**THE EXERCISE**
Using the records that follow, copy every line containing the word "一都四区".

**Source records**
========================

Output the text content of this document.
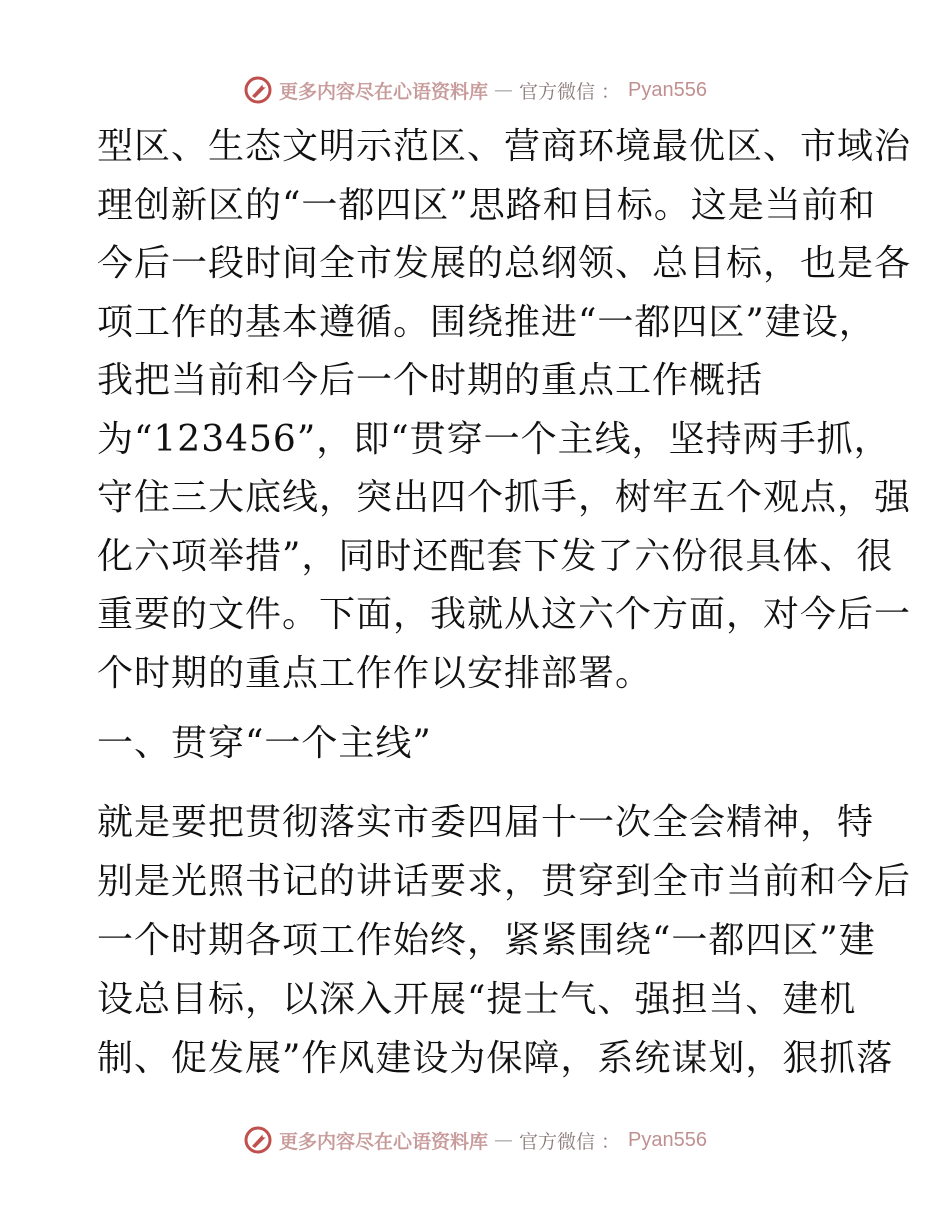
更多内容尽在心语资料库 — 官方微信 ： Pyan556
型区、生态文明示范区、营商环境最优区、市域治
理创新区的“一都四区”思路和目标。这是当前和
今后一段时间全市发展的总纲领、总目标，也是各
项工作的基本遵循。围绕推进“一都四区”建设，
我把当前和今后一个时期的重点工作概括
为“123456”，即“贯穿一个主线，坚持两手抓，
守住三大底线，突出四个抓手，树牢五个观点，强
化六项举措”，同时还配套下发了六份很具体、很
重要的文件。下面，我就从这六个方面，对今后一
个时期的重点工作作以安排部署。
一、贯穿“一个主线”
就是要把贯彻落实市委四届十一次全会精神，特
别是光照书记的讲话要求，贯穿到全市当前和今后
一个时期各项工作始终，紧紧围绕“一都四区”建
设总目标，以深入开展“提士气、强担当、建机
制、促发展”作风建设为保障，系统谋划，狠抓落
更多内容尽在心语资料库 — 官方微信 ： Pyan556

========================

**EXERCISE RESULT**
理创新区的“一都四区”思路和目标。这是当前和
项工作的基本遵循。围绕推进“一都四区”建设，
一个时期各项工作始终，紧紧围绕“一都四区”建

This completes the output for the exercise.